- **Problem description**
Find every line in the records below that contains the word "background", and copy each such line.

- **Materials provided**
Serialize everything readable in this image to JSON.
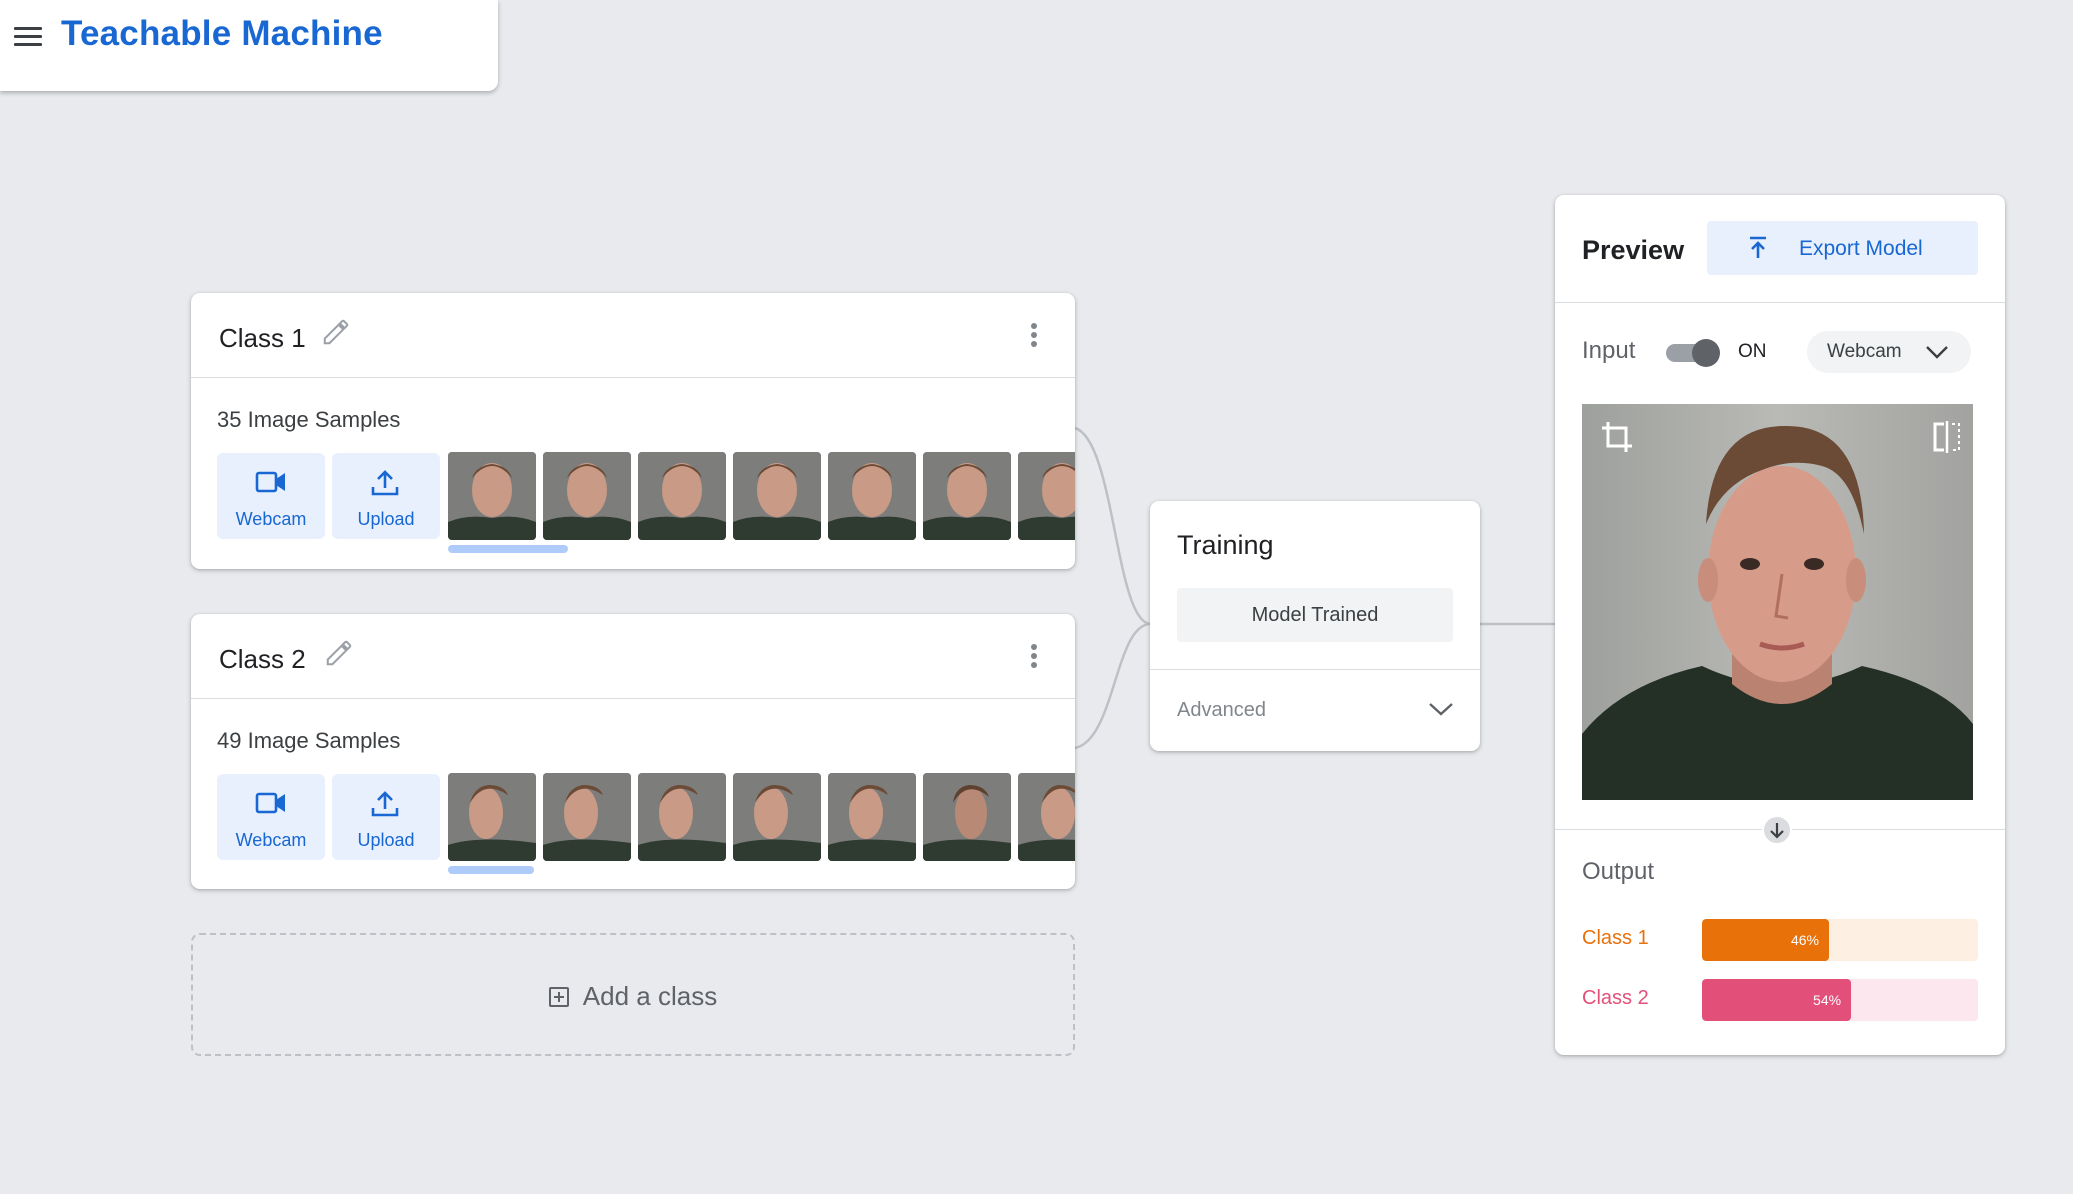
{
  "app": {
    "title": "Teachable Machine"
  },
  "classes": [
    {
      "name": "Class 1",
      "sample_count_label": "35 Image Samples",
      "webcam_label": "Webcam",
      "upload_label": "Upload"
    },
    {
      "name": "Class 2",
      "sample_count_label": "49 Image Samples",
      "webcam_label": "Webcam",
      "upload_label": "Upload"
    }
  ],
  "add_class": {
    "label": "Add a class"
  },
  "training": {
    "title": "Training",
    "button_label": "Model Trained",
    "advanced_label": "Advanced"
  },
  "preview": {
    "title": "Preview",
    "export_label": "Export Model",
    "input_label": "Input",
    "toggle_state": "ON",
    "source_selected": "Webcam",
    "output_label": "Output",
    "outputs": [
      {
        "name": "Class 1",
        "percent_label": "46%",
        "value": 0.46,
        "color": "#e8710a",
        "bg": "#feefe3"
      },
      {
        "name": "Class 2",
        "percent_label": "54%",
        "value": 0.54,
        "color": "#e2507a",
        "bg": "#fde7ee"
      }
    ]
  },
  "colors": {
    "accent": "#1967d2",
    "background": "#e8eaed"
  }
}
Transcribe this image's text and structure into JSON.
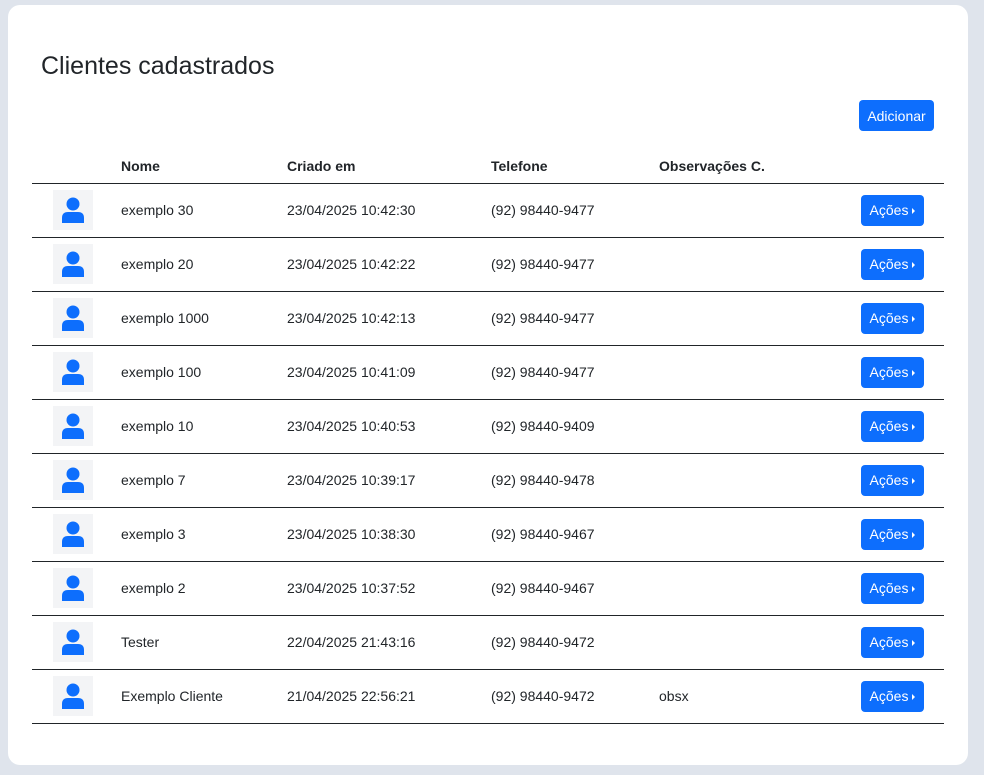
{
  "page": {
    "title": "Clientes cadastrados",
    "add_label": "Adicionar"
  },
  "table": {
    "headers": {
      "avatar": "",
      "name": "Nome",
      "created": "Criado em",
      "phone": "Telefone",
      "notes": "Observações C.",
      "actions": ""
    },
    "action_label": "Ações",
    "rows": [
      {
        "name": "exemplo 30",
        "created": "23/04/2025 10:42:30",
        "phone": "(92) 98440-9477",
        "notes": ""
      },
      {
        "name": "exemplo 20",
        "created": "23/04/2025 10:42:22",
        "phone": "(92) 98440-9477",
        "notes": ""
      },
      {
        "name": "exemplo 1000",
        "created": "23/04/2025 10:42:13",
        "phone": "(92) 98440-9477",
        "notes": ""
      },
      {
        "name": "exemplo 100",
        "created": "23/04/2025 10:41:09",
        "phone": "(92) 98440-9477",
        "notes": ""
      },
      {
        "name": "exemplo 10",
        "created": "23/04/2025 10:40:53",
        "phone": "(92) 98440-9409",
        "notes": ""
      },
      {
        "name": "exemplo 7",
        "created": "23/04/2025 10:39:17",
        "phone": "(92) 98440-9478",
        "notes": ""
      },
      {
        "name": "exemplo 3",
        "created": "23/04/2025 10:38:30",
        "phone": "(92) 98440-9467",
        "notes": ""
      },
      {
        "name": "exemplo 2",
        "created": "23/04/2025 10:37:52",
        "phone": "(92) 98440-9467",
        "notes": ""
      },
      {
        "name": "Tester",
        "created": "22/04/2025 21:43:16",
        "phone": "(92) 98440-9472",
        "notes": ""
      },
      {
        "name": "Exemplo Cliente",
        "created": "21/04/2025 22:56:21",
        "phone": "(92) 98440-9472",
        "notes": "obsx"
      }
    ]
  },
  "icons": {
    "avatar": "user-icon",
    "caret": "caret-right-icon"
  },
  "colors": {
    "primary": "#0d6efd",
    "avatar_bg": "#f3f4f6",
    "page_bg": "#dfe4ec"
  }
}
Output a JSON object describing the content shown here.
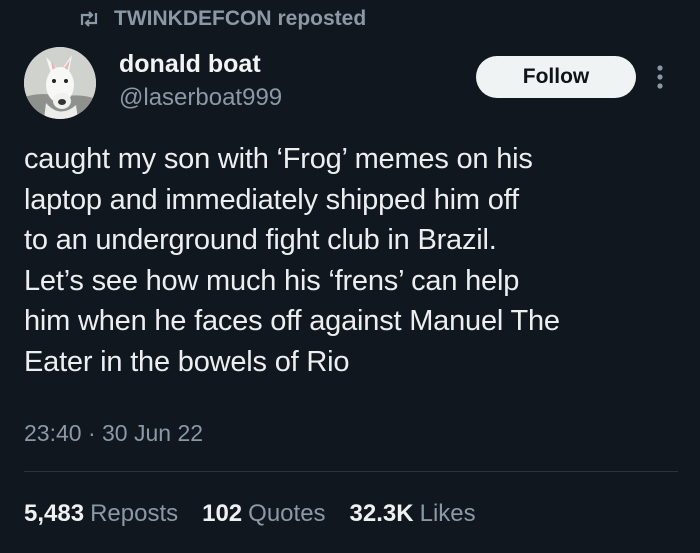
{
  "repost_banner": {
    "user": "TWINKDEFCON",
    "suffix": "reposted"
  },
  "author": {
    "display_name": "donald boat",
    "handle": "@laserboat999"
  },
  "actions": {
    "follow_label": "Follow"
  },
  "post": {
    "lines": [
      "caught my son with ‘Frog’ memes on his",
      "laptop and immediately shipped him off",
      "to an underground fight club in Brazil.",
      "Let’s see how much his ‘frens’ can help",
      "him when he faces off against Manuel The",
      "Eater in the bowels of Rio"
    ],
    "timestamp": "23:40 · 30 Jun 22"
  },
  "stats": [
    {
      "count": "5,483",
      "label": "Reposts"
    },
    {
      "count": "102",
      "label": "Quotes"
    },
    {
      "count": "32.3K",
      "label": "Likes"
    }
  ],
  "icons": {
    "repost": "repost-icon",
    "more": "more-vertical-icon",
    "avatar": "dog-avatar"
  },
  "colors": {
    "background": "#10171e",
    "primary_text": "#e7e9ea",
    "secondary_text": "#8b98a5",
    "follow_button": "#eff3f4",
    "divider": "#2f3336"
  }
}
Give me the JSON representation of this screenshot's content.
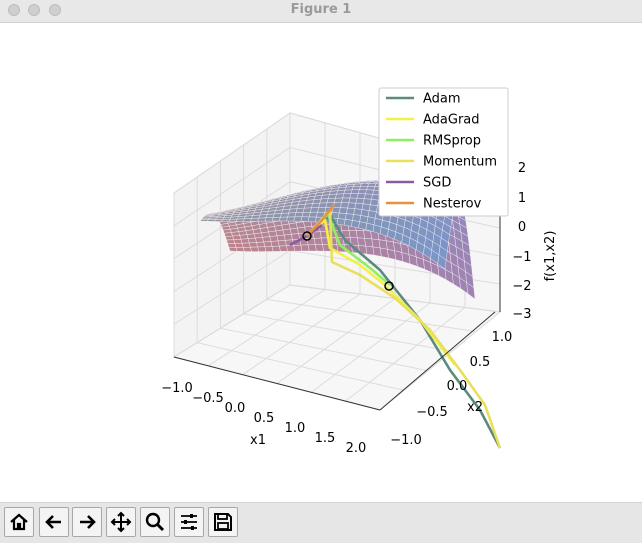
{
  "window": {
    "title": "Figure 1"
  },
  "toolbar": {
    "buttons": [
      {
        "icon": "home-icon"
      },
      {
        "icon": "back-arrow-icon"
      },
      {
        "icon": "forward-arrow-icon"
      },
      {
        "icon": "pan-icon"
      },
      {
        "icon": "zoom-icon"
      },
      {
        "icon": "configure-subplots-icon"
      },
      {
        "icon": "save-icon"
      }
    ]
  },
  "chart_data": {
    "type": "3d-surface",
    "xlabel": "x1",
    "ylabel": "x2",
    "zlabel": "f(x1,x2)",
    "xticks": [
      "−1.0",
      "−0.5",
      "0.0",
      "0.5",
      "1.0",
      "1.5",
      "2.0"
    ],
    "yticks": [
      "−1.0",
      "−0.5",
      "0.0",
      "0.5",
      "1.0"
    ],
    "zticks": [
      "−3",
      "−2",
      "−1",
      "0",
      "1",
      "2"
    ],
    "xlim": [
      -1.0,
      2.0
    ],
    "ylim": [
      -1.0,
      1.0
    ],
    "zlim": [
      -3,
      2
    ],
    "legend_position": "top-right",
    "legend": [
      {
        "name": "Adam",
        "color": "#5b8a80"
      },
      {
        "name": "AdaGrad",
        "color": "#f4f046"
      },
      {
        "name": "RMSprop",
        "color": "#8ef05a"
      },
      {
        "name": "Momentum",
        "color": "#e8e05a"
      },
      {
        "name": "SGD",
        "color": "#8a5aa0"
      },
      {
        "name": "Nesterov",
        "color": "#e89040"
      }
    ]
  }
}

- **Expected answer**
    "background": "#e8eaed"
    "background": "#10171e",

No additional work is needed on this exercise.